-------- Given data
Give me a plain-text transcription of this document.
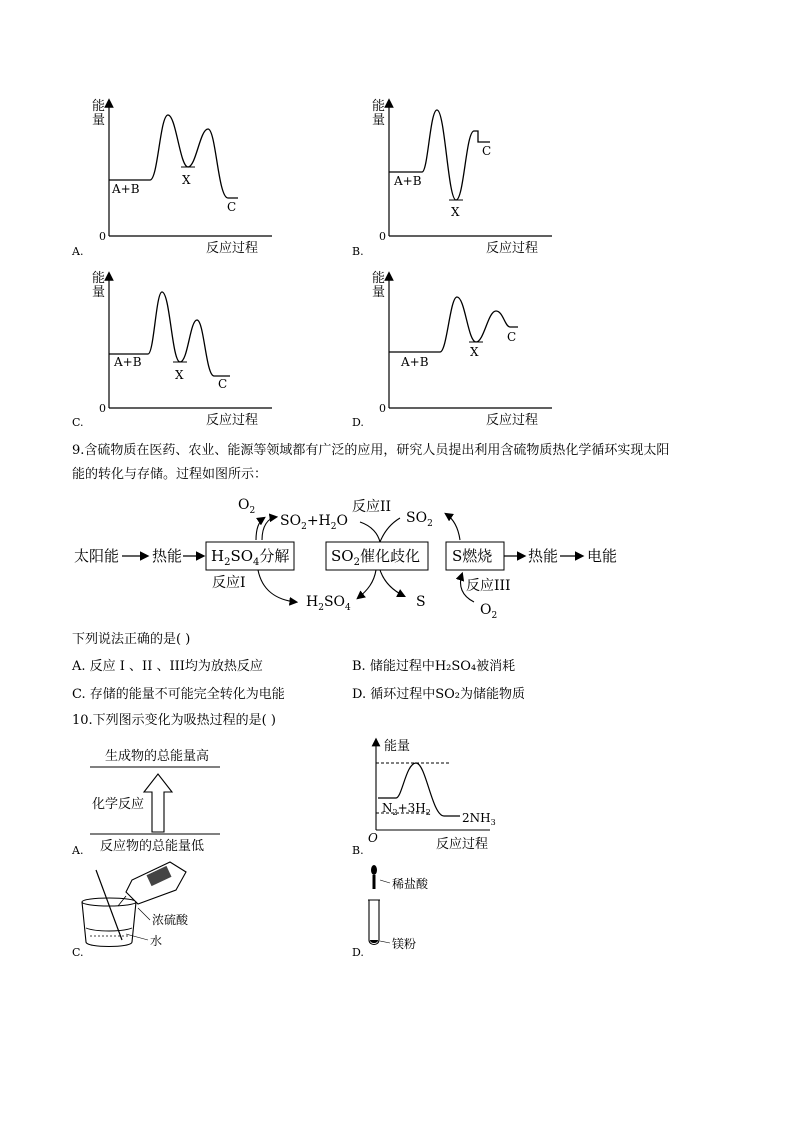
能
量
0
A+B
X
C
反应过程
A.
能
量
0
A+B
X
C
反应过程
B.
能
量
0
A+B
X
C
反应过程
C.
能
量
0
A+B
X
C
反应过程
D.
9.含硫物质在医药、农业、能源等领域都有广泛的应用，研究人员提出利用含硫物质热化学循环实现太阳
能的转化与存储。过程如图所示：
太阳能 热能 $H_2SO_4$分解	$SO_2$催化歧化 S燃烧 热能 电能
$O_2$
$SO_2+H_2O$
反应II
$SO_2$
反应I
$H_2SO_4$	S
反应III
$O_2$
下列说法正确的是( )
A. 反应 I 、II 、III均为放热反应	B. 储能过程中H₂SO₄被消耗
C. 存储的能量不可能完全转化为电能	D. 循环过程中SO₂为储能物质
10.下列图示变化为吸热过程的是( )
生成物的总能量高
化学反应
反应物的总能量低
A.
能量
$N_2+3H_2$	$2NH_3$
O	反应过程
B.
浓硫酸
水
C.
稀盐酸
镁粉
D.
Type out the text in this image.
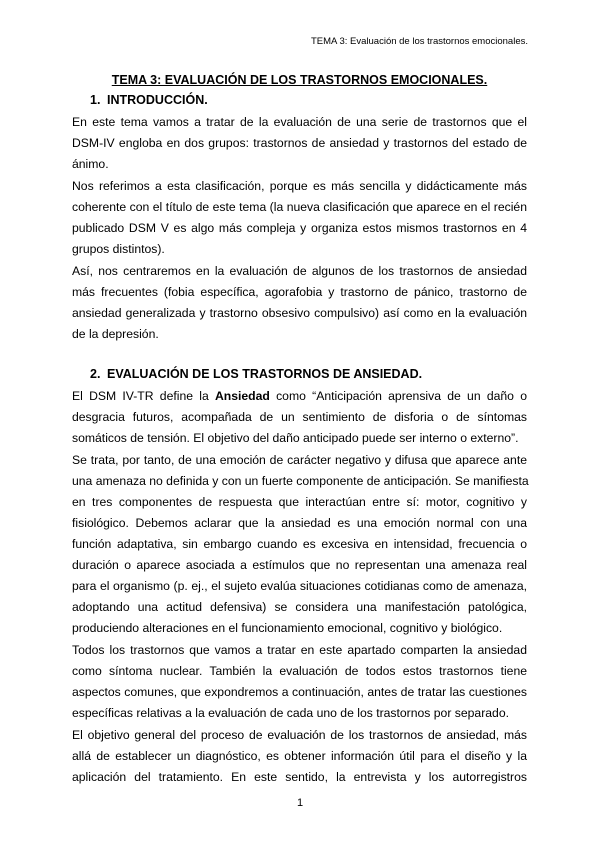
TEMA 3: Evaluación de los trastornos emocionales.
TEMA 3: EVALUACIÓN DE LOS TRASTORNOS EMOCIONALES.
1. INTRODUCCIÓN.
En este tema vamos a tratar de la evaluación de una serie de trastornos que el
DSM-IV engloba en dos grupos: trastornos de ansiedad y trastornos del estado de
ánimo.
Nos referimos a esta clasificación, porque es más sencilla y didácticamente más
coherente con el título de este tema (la nueva clasificación que aparece en el recién
publicado DSM V es algo más compleja y organiza estos mismos trastornos en 4
grupos distintos).
Así, nos centraremos en la evaluación de algunos de los trastornos de ansiedad
más frecuentes (fobia específica, agorafobia y trastorno de pánico, trastorno de
ansiedad generalizada y trastorno obsesivo compulsivo) así como en la evaluación
de la depresión.
2. EVALUACIÓN DE LOS TRASTORNOS DE ANSIEDAD.
El DSM IV-TR define la Ansiedad como “Anticipación aprensiva de un daño o
desgracia futuros, acompañada de un sentimiento de disforia o de síntomas
somáticos de tensión. El objetivo del daño anticipado puede ser interno o externo”.
Se trata, por tanto, de una emoción de carácter negativo y difusa que aparece ante
una amenaza no definida y con un fuerte componente de anticipación. Se manifiesta
en tres componentes de respuesta que interactúan entre sí: motor, cognitivo y
fisiológico. Debemos aclarar que la ansiedad es una emoción normal con una
función adaptativa, sin embargo cuando es excesiva en intensidad, frecuencia o
duración o aparece asociada a estímulos que no representan una amenaza real
para el organismo (p. ej., el sujeto evalúa situaciones cotidianas como de amenaza,
adoptando una actitud defensiva) se considera una manifestación patológica,
produciendo alteraciones en el funcionamiento emocional, cognitivo y biológico.
Todos los trastornos que vamos a tratar en este apartado comparten la ansiedad
como síntoma nuclear. También la evaluación de todos estos trastornos tiene
aspectos comunes, que expondremos a continuación, antes de tratar las cuestiones
específicas relativas a la evaluación de cada uno de los trastornos por separado.
El objetivo general del proceso de evaluación de los trastornos de ansiedad, más
allá de establecer un diagnóstico, es obtener información útil para el diseño y la
aplicación del tratamiento. En este sentido, la entrevista y los autorregistros
1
----------------
In the entries above, find each line with the string "daño" and copy it.

El DSM IV-TR define la Ansiedad como “Anticipación aprensiva de un daño o
somáticos de tensión. El objetivo del daño anticipado puede ser interno o externo”.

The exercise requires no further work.